-- SOURCE MATERIAL follows --
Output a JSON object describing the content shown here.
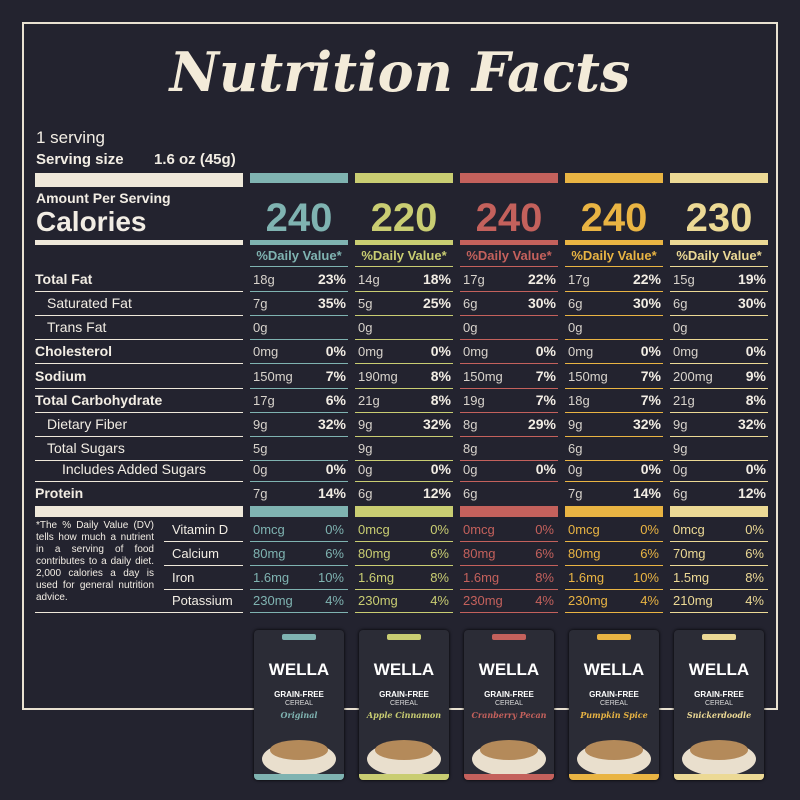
{
  "title": "Nutrition Facts",
  "servings": "1 serving",
  "serving_size_label": "Serving size",
  "serving_size": "1.6 oz (45g)",
  "amount_per_serving": "Amount Per Serving",
  "calories_label": "Calories",
  "daily_value_header": "%Daily Value*",
  "columns": [
    {
      "color": "#7fb3b1",
      "calories": 240
    },
    {
      "color": "#c9cd72",
      "calories": 220
    },
    {
      "color": "#c4615c",
      "calories": 240
    },
    {
      "color": "#e9b443",
      "calories": 240
    },
    {
      "color": "#ecd995",
      "calories": 230
    }
  ],
  "nutrients": [
    {
      "label": "Total Fat",
      "bold": true,
      "indent": 0,
      "values": [
        [
          "18g",
          "23%"
        ],
        [
          "14g",
          "18%"
        ],
        [
          "17g",
          "22%"
        ],
        [
          "17g",
          "22%"
        ],
        [
          "15g",
          "19%"
        ]
      ]
    },
    {
      "label": "Saturated Fat",
      "bold": false,
      "indent": 1,
      "values": [
        [
          "7g",
          "35%"
        ],
        [
          "5g",
          "25%"
        ],
        [
          "6g",
          "30%"
        ],
        [
          "6g",
          "30%"
        ],
        [
          "6g",
          "30%"
        ]
      ]
    },
    {
      "label": "Trans Fat",
      "bold": false,
      "indent": 1,
      "values": [
        [
          "0g"
        ],
        [
          "0g"
        ],
        [
          "0g"
        ],
        [
          "0g"
        ],
        [
          "0g"
        ]
      ]
    },
    {
      "label": "Cholesterol",
      "bold": true,
      "indent": 0,
      "values": [
        [
          "0mg",
          "0%"
        ],
        [
          "0mg",
          "0%"
        ],
        [
          "0mg",
          "0%"
        ],
        [
          "0mg",
          "0%"
        ],
        [
          "0mg",
          "0%"
        ]
      ]
    },
    {
      "label": "Sodium",
      "bold": true,
      "indent": 0,
      "values": [
        [
          "150mg",
          "7%"
        ],
        [
          "190mg",
          "8%"
        ],
        [
          "150mg",
          "7%"
        ],
        [
          "150mg",
          "7%"
        ],
        [
          "200mg",
          "9%"
        ]
      ]
    },
    {
      "label": "Total Carbohydrate",
      "bold": true,
      "indent": 0,
      "values": [
        [
          "17g",
          "6%"
        ],
        [
          "21g",
          "8%"
        ],
        [
          "19g",
          "7%"
        ],
        [
          "18g",
          "7%"
        ],
        [
          "21g",
          "8%"
        ]
      ]
    },
    {
      "label": "Dietary Fiber",
      "bold": false,
      "indent": 1,
      "values": [
        [
          "9g",
          "32%"
        ],
        [
          "9g",
          "32%"
        ],
        [
          "8g",
          "29%"
        ],
        [
          "9g",
          "32%"
        ],
        [
          "9g",
          "32%"
        ]
      ]
    },
    {
      "label": "Total Sugars",
      "bold": false,
      "indent": 1,
      "values": [
        [
          "5g"
        ],
        [
          "9g"
        ],
        [
          "8g"
        ],
        [
          "6g"
        ],
        [
          "9g"
        ]
      ]
    },
    {
      "label": "Includes Added Sugars",
      "bold": false,
      "indent": 2,
      "values": [
        [
          "0g",
          "0%"
        ],
        [
          "0g",
          "0%"
        ],
        [
          "0g",
          "0%"
        ],
        [
          "0g",
          "0%"
        ],
        [
          "0g",
          "0%"
        ]
      ]
    },
    {
      "label": "Protein",
      "bold": true,
      "indent": 0,
      "values": [
        [
          "7g",
          "14%"
        ],
        [
          "6g",
          "12%"
        ],
        [
          "6g"
        ],
        [
          "7g",
          "14%"
        ],
        [
          "6g",
          "12%"
        ]
      ]
    }
  ],
  "footnote": "*The % Daily Value (DV) tells how much a nutrient in a serving of food contributes to a daily diet. 2,000 calories a day is used for general nutrition advice.",
  "vitamins": [
    {
      "label": "Vitamin D",
      "values": [
        [
          "0mcg",
          "0%"
        ],
        [
          "0mcg",
          "0%"
        ],
        [
          "0mcg",
          "0%"
        ],
        [
          "0mcg",
          "0%"
        ],
        [
          "0mcg",
          "0%"
        ]
      ]
    },
    {
      "label": "Calcium",
      "values": [
        [
          "80mg",
          "6%"
        ],
        [
          "80mg",
          "6%"
        ],
        [
          "80mg",
          "6%"
        ],
        [
          "80mg",
          "6%"
        ],
        [
          "70mg",
          "6%"
        ]
      ]
    },
    {
      "label": "Iron",
      "values": [
        [
          "1.6mg",
          "10%"
        ],
        [
          "1.6mg",
          "8%"
        ],
        [
          "1.6mg",
          "8%"
        ],
        [
          "1.6mg",
          "10%"
        ],
        [
          "1.5mg",
          "8%"
        ]
      ]
    },
    {
      "label": "Potassium",
      "values": [
        [
          "230mg",
          "4%"
        ],
        [
          "230mg",
          "4%"
        ],
        [
          "230mg",
          "4%"
        ],
        [
          "230mg",
          "4%"
        ],
        [
          "210mg",
          "4%"
        ]
      ]
    }
  ],
  "products": [
    {
      "brand": "WELLA",
      "line1": "GRAIN-FREE",
      "line2": "CEREAL",
      "flavor": "Original"
    },
    {
      "brand": "WELLA",
      "line1": "GRAIN-FREE",
      "line2": "CEREAL",
      "flavor": "Apple Cinnamon"
    },
    {
      "brand": "WELLA",
      "line1": "GRAIN-FREE",
      "line2": "CEREAL",
      "flavor": "Cranberry Pecan"
    },
    {
      "brand": "WELLA",
      "line1": "GRAIN-FREE",
      "line2": "CEREAL",
      "flavor": "Pumpkin Spice"
    },
    {
      "brand": "WELLA",
      "line1": "GRAIN-FREE",
      "line2": "CEREAL",
      "flavor": "Snickerdoodle"
    }
  ]
}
-- SOURCE MATERIAL concluded --
PROBLEM TO WORK ON: Filter the entries down to the lines containing "Sugars". Copy each of those lines.

RESPONSE FOR THIS EXERCISE:
      "label": "Total Sugars",
      "label": "Includes Added Sugars",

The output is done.